→ **What to work on**: Could you reproduce, character for character, every line from the one containing "table: 6C sizes: / 700x200" down to the one containing "table: 6B sizes: 150x75 (641, 682, 692, 697)", including both of those lines?
━━━━━━━━━━
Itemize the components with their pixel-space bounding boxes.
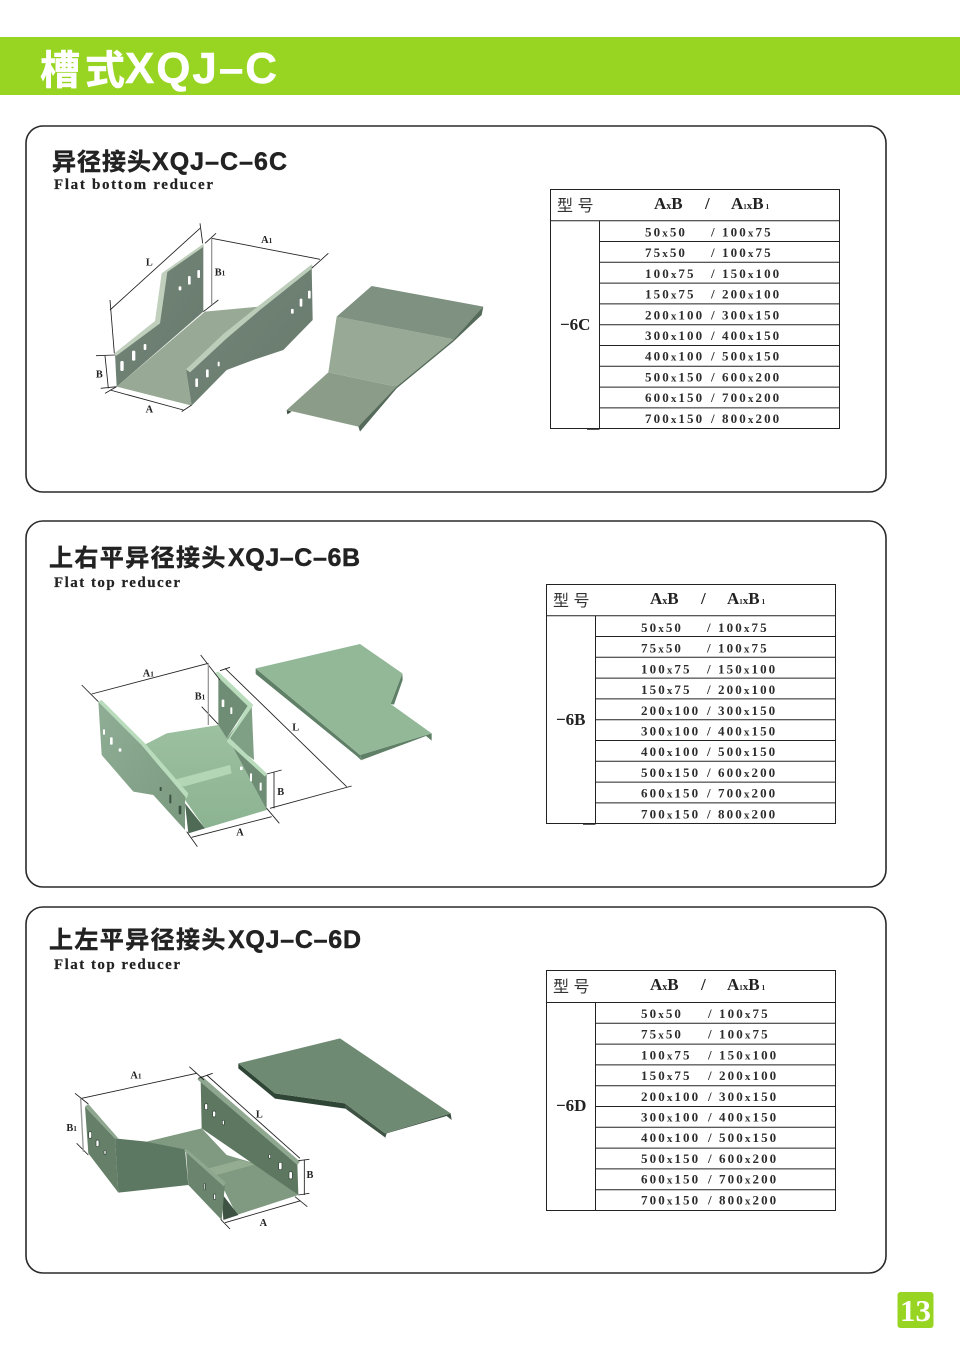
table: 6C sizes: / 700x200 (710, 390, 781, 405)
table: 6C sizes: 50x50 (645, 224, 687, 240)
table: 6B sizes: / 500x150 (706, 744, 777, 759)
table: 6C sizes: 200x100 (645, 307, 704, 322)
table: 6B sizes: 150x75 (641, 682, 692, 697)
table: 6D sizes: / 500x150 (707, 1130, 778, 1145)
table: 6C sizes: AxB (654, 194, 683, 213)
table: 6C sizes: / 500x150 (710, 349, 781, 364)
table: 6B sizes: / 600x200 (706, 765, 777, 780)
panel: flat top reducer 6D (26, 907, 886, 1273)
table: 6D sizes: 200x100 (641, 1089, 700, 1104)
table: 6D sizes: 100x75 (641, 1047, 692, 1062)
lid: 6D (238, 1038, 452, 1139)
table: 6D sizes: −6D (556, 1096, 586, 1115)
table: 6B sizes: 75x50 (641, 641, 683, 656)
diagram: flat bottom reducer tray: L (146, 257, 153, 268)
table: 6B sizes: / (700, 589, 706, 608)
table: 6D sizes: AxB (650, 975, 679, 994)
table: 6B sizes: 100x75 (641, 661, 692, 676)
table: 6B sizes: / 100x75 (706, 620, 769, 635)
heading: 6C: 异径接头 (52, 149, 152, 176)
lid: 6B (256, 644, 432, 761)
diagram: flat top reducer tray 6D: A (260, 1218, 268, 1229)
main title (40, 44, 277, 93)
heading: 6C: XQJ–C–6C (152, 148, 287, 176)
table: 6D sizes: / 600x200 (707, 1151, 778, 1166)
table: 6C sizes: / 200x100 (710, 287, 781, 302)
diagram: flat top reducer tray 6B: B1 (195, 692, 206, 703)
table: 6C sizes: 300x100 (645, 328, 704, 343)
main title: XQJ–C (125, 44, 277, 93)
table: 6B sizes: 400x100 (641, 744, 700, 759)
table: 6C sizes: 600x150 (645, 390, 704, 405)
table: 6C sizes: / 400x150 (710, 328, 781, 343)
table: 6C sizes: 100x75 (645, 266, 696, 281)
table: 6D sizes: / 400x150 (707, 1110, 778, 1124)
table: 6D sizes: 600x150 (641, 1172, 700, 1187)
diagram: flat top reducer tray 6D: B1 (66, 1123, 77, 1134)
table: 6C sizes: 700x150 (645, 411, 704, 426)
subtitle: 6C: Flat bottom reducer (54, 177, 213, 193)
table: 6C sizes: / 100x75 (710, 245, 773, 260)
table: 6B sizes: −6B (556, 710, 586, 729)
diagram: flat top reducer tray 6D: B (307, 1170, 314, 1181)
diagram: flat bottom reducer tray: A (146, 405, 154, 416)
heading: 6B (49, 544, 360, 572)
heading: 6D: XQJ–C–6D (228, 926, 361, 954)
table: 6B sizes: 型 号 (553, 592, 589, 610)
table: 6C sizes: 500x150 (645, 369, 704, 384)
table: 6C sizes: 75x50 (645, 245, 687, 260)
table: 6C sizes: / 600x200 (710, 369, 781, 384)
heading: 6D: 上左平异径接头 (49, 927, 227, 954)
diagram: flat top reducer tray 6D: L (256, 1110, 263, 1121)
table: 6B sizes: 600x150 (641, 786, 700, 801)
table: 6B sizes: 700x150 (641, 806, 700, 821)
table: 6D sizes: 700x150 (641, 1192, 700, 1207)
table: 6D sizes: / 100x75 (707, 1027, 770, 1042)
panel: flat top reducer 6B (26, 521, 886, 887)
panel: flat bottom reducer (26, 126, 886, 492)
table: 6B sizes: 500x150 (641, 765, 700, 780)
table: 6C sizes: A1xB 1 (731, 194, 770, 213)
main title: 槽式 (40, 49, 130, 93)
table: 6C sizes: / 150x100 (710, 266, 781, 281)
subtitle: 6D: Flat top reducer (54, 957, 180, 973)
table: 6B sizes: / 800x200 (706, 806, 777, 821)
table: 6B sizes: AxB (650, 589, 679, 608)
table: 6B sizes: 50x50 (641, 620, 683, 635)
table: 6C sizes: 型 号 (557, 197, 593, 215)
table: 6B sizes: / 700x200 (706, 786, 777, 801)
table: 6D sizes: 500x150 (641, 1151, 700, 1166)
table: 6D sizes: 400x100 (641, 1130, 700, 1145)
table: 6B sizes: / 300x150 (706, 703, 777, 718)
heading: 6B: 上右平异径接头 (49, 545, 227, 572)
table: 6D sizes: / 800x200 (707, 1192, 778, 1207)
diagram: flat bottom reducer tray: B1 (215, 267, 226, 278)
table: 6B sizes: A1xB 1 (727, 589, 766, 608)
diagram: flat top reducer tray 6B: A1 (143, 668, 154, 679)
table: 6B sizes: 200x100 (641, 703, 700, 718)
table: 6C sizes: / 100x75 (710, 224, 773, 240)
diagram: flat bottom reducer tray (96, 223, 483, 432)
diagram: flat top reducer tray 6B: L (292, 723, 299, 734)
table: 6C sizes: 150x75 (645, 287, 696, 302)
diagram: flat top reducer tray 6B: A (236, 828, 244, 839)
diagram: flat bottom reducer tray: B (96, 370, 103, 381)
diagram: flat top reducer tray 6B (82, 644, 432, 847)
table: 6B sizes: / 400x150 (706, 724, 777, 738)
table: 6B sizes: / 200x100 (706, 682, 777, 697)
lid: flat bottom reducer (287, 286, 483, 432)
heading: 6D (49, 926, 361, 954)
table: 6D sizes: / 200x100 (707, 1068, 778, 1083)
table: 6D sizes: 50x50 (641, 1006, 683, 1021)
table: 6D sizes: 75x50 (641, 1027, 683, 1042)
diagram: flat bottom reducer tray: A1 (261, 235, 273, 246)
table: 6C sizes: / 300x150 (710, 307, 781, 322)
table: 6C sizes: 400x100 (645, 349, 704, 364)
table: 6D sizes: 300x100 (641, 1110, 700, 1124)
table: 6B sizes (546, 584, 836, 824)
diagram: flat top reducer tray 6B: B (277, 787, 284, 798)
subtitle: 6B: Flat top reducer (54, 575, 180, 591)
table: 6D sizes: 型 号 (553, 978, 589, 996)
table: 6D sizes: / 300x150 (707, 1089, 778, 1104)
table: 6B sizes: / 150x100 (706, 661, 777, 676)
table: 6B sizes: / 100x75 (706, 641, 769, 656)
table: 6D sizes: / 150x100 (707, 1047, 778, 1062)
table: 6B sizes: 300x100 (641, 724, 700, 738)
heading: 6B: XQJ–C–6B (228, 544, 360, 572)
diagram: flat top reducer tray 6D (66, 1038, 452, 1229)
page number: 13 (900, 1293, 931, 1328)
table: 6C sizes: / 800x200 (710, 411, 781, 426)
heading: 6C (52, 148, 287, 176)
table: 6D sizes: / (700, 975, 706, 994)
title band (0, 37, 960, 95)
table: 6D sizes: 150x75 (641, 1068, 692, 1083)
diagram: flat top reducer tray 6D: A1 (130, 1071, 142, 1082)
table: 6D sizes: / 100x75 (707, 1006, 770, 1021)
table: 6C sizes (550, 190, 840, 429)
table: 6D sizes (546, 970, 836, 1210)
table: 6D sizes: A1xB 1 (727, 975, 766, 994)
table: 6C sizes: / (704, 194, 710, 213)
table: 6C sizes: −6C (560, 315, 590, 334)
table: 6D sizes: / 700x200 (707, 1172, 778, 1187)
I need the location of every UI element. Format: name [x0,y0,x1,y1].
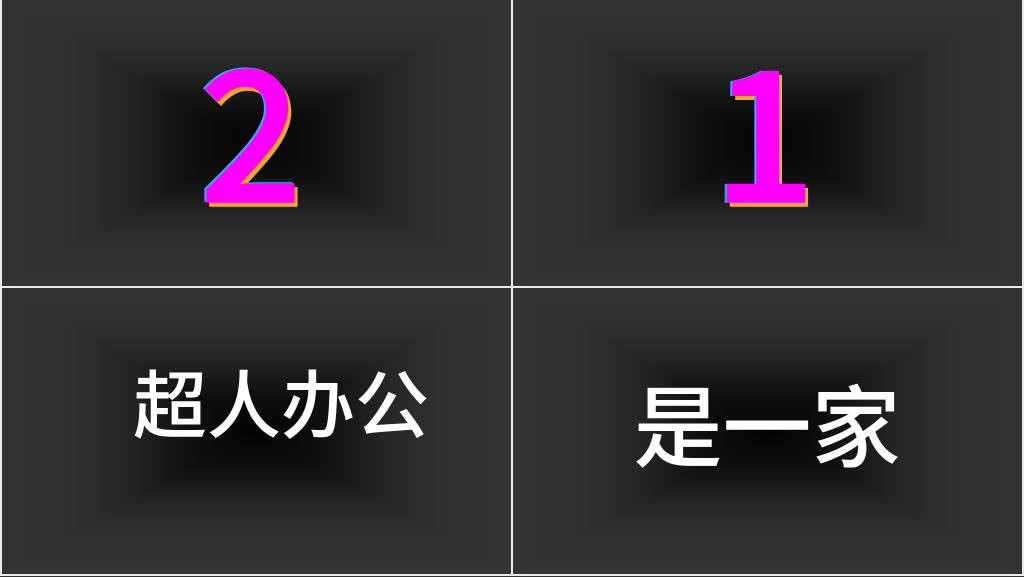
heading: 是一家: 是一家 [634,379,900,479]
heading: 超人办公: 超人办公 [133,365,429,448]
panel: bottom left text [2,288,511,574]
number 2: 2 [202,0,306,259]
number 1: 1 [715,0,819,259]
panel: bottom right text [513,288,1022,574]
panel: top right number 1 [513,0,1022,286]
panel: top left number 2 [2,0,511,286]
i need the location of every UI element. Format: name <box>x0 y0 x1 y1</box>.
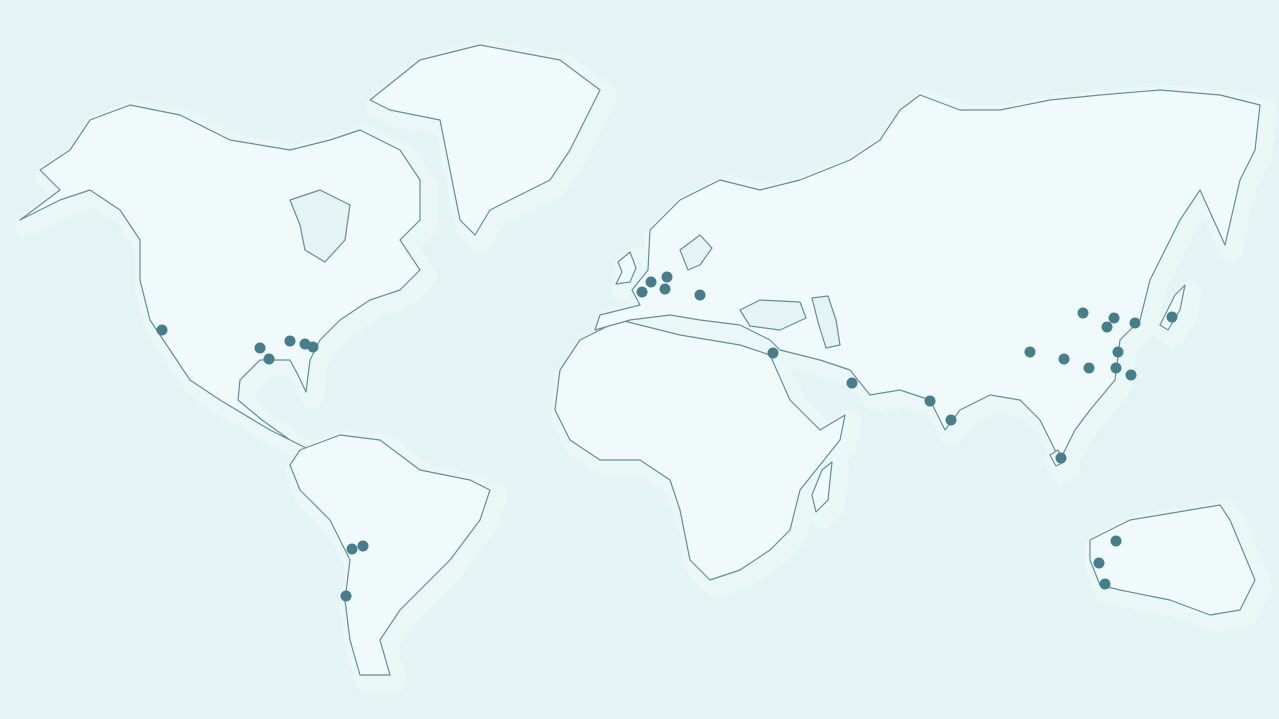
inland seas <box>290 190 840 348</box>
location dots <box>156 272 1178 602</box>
━━━━━━━━━━
→ **Solution for this task**:
table: 6C sizes: / 700x200 (710, 390, 781, 405)
table: 6C sizes: 50x50 (645, 224, 687, 240)
table: 6B sizes: / 500x150 (706, 744, 777, 759)
table: 6C sizes: 200x100 (645, 307, 704, 322)
table: 6B sizes: 150x75 (641, 682, 692, 697)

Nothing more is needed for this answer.